→ WHAT NEEDS TO BE DONE:
Pick out the lines below that contain the string "Sign" and copy them all.

Dataset items:
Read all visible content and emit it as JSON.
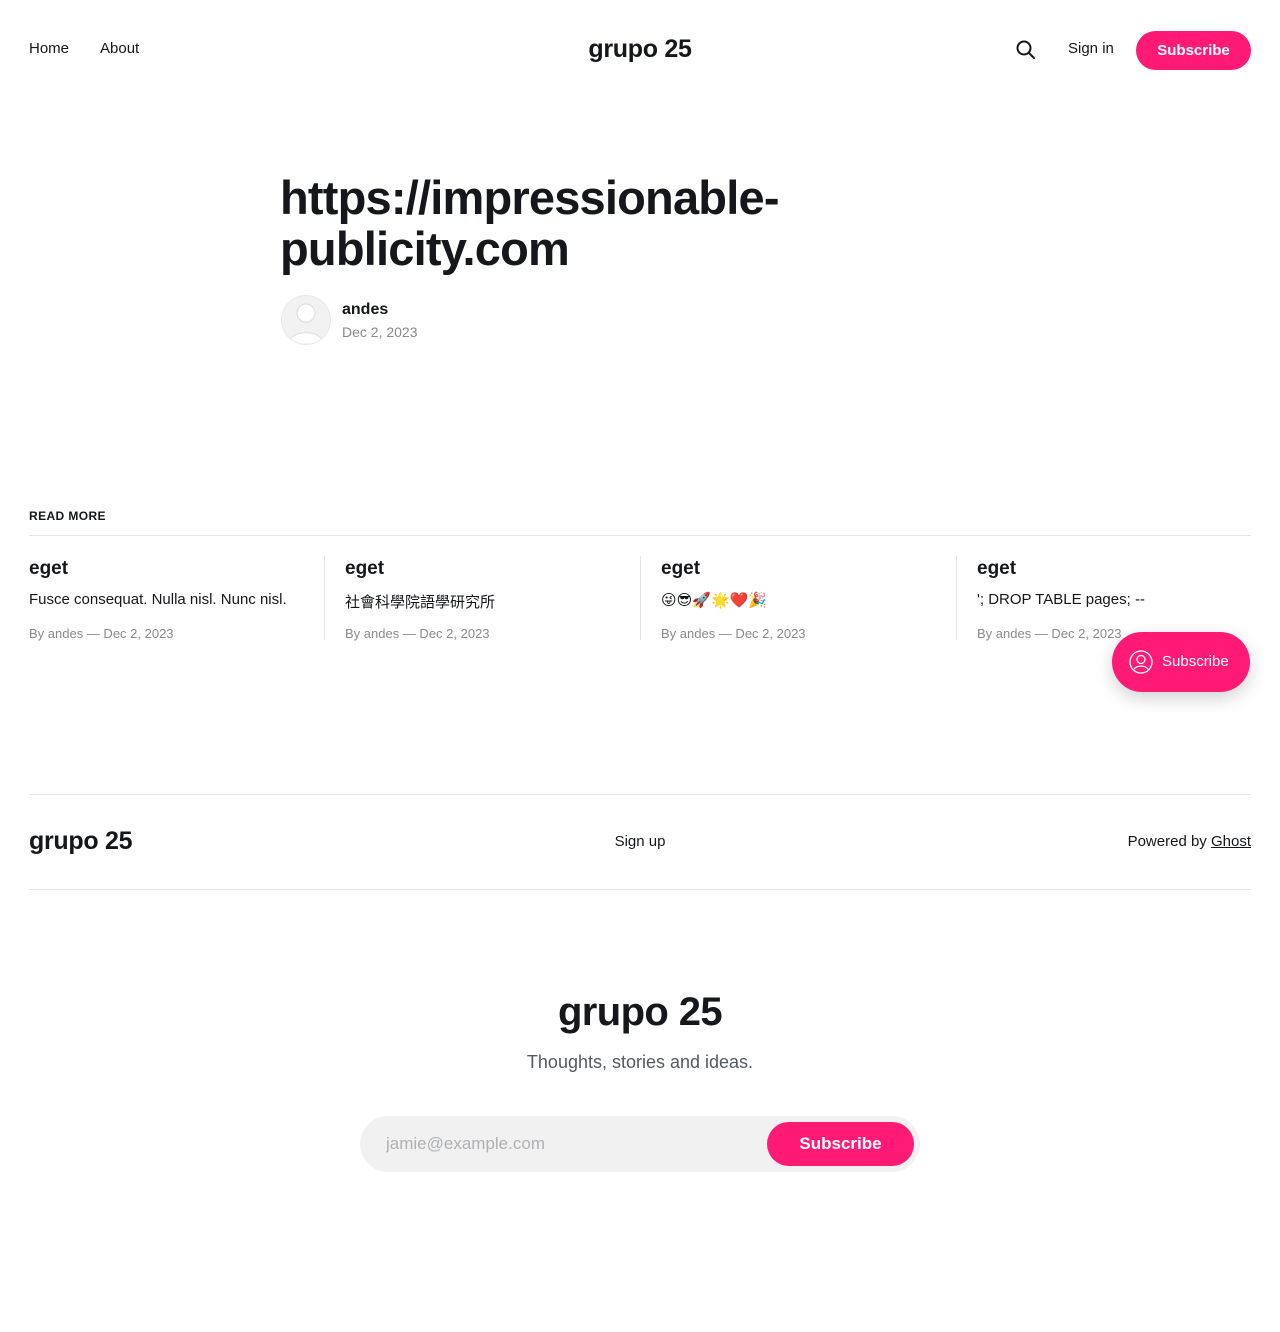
{
  "header": {
    "nav": [
      {
        "label": "Home"
      },
      {
        "label": "About"
      }
    ],
    "site_title": "grupo 25",
    "search_icon": "search-icon",
    "signin_label": "Sign in",
    "subscribe_label": "Subscribe"
  },
  "article": {
    "title": "https://impressionable-publicity.com",
    "author": "andes",
    "date": "Dec 2, 2023",
    "avatar_icon": "avatar-placeholder-icon"
  },
  "read_more": {
    "label": "READ MORE",
    "cards": [
      {
        "title": "eget",
        "excerpt": "Fusce consequat. Nulla nisl. Nunc nisl.",
        "meta": "By andes — Dec 2, 2023"
      },
      {
        "title": "eget",
        "excerpt": "社會科學院語學研究所",
        "meta": "By andes — Dec 2, 2023"
      },
      {
        "title": "eget",
        "excerpt": "😜😎🚀🌟❤️🎉",
        "meta": "By andes — Dec 2, 2023"
      },
      {
        "title": "eget",
        "excerpt": "'; DROP TABLE pages; --",
        "meta": "By andes — Dec 2, 2023"
      }
    ]
  },
  "portal": {
    "label": "Subscribe",
    "icon": "user-circle-icon"
  },
  "footer": {
    "site_title": "grupo 25",
    "signup_label": "Sign up",
    "powered_prefix": "Powered by",
    "powered_link": "Ghost"
  },
  "cta": {
    "title": "grupo 25",
    "description": "Thoughts, stories and ideas.",
    "email_placeholder": "jamie@example.com",
    "button_label": "Subscribe"
  },
  "colors": {
    "accent": "#ff1a75",
    "text": "#15171a",
    "muted": "#8a8a8a"
  }
}
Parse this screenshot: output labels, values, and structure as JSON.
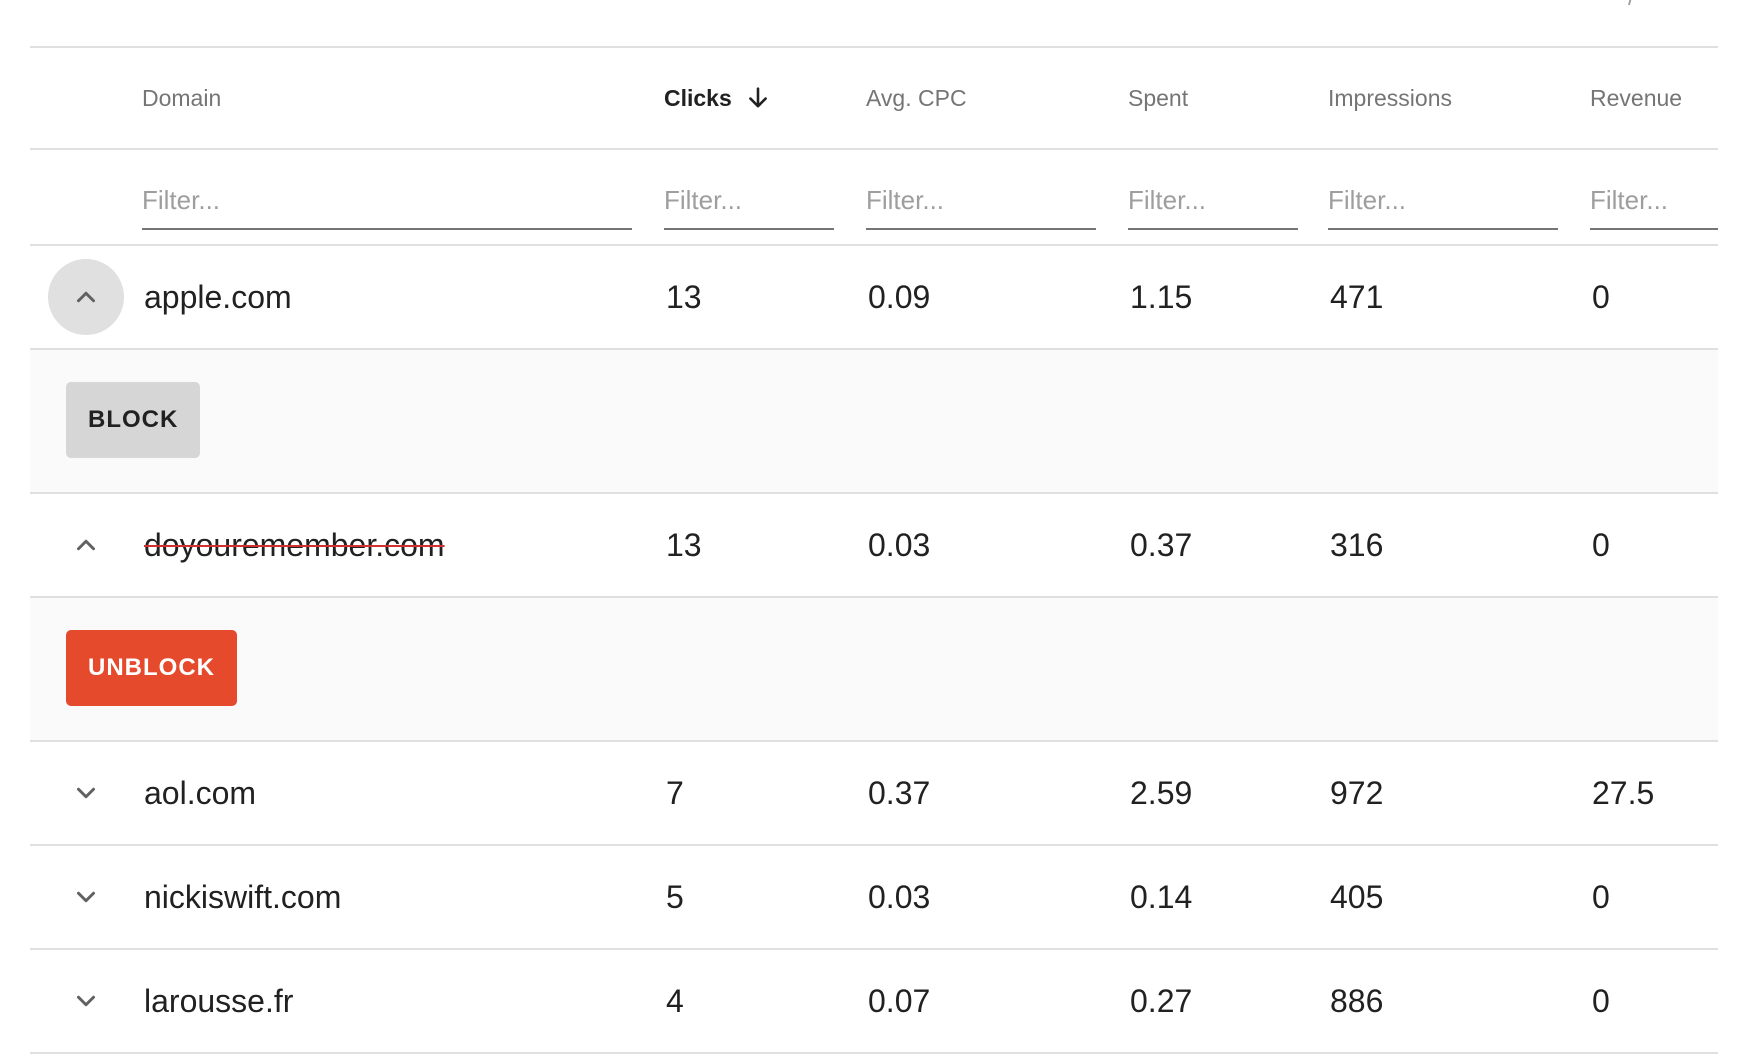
{
  "top_fragment": "/",
  "columns": {
    "domain": "Domain",
    "clicks": "Clicks",
    "avg_cpc": "Avg. CPC",
    "spent": "Spent",
    "impressions": "Impressions",
    "revenue": "Revenue"
  },
  "sort": {
    "column": "clicks",
    "direction": "descending",
    "icon": "arrow-down-icon"
  },
  "filter_placeholder": "Filter...",
  "filters": {
    "domain": "",
    "clicks": "",
    "avg_cpc": "",
    "spent": "",
    "impressions": "",
    "revenue": ""
  },
  "rows": [
    {
      "domain": "apple.com",
      "clicks": "13",
      "avg_cpc": "0.09",
      "spent": "1.15",
      "impressions": "471",
      "revenue": "0",
      "expanded": true,
      "blocked": false,
      "action_label": "BLOCK",
      "toggle_icon": "chevron-up-icon"
    },
    {
      "domain": "doyouremember.com",
      "clicks": "13",
      "avg_cpc": "0.03",
      "spent": "0.37",
      "impressions": "316",
      "revenue": "0",
      "expanded": true,
      "blocked": true,
      "action_label": "UNBLOCK",
      "toggle_icon": "chevron-up-icon"
    },
    {
      "domain": "aol.com",
      "clicks": "7",
      "avg_cpc": "0.37",
      "spent": "2.59",
      "impressions": "972",
      "revenue": "27.5",
      "expanded": false,
      "blocked": false,
      "toggle_icon": "chevron-down-icon"
    },
    {
      "domain": "nickiswift.com",
      "clicks": "5",
      "avg_cpc": "0.03",
      "spent": "0.14",
      "impressions": "405",
      "revenue": "0",
      "expanded": false,
      "blocked": false,
      "toggle_icon": "chevron-down-icon"
    },
    {
      "domain": "larousse.fr",
      "clicks": "4",
      "avg_cpc": "0.07",
      "spent": "0.27",
      "impressions": "886",
      "revenue": "0",
      "expanded": false,
      "blocked": false,
      "toggle_icon": "chevron-down-icon"
    }
  ],
  "colors": {
    "block_button": "#d6d6d6",
    "unblock_button": "#e64a2c",
    "strikethrough": "#d32f2f",
    "expanded_toggle_bg": "#e0e0e0"
  }
}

→ OUTPUT OF THE EXERCISE:
    "signin_label": "Sign in",
    "signup_label": "Sign up",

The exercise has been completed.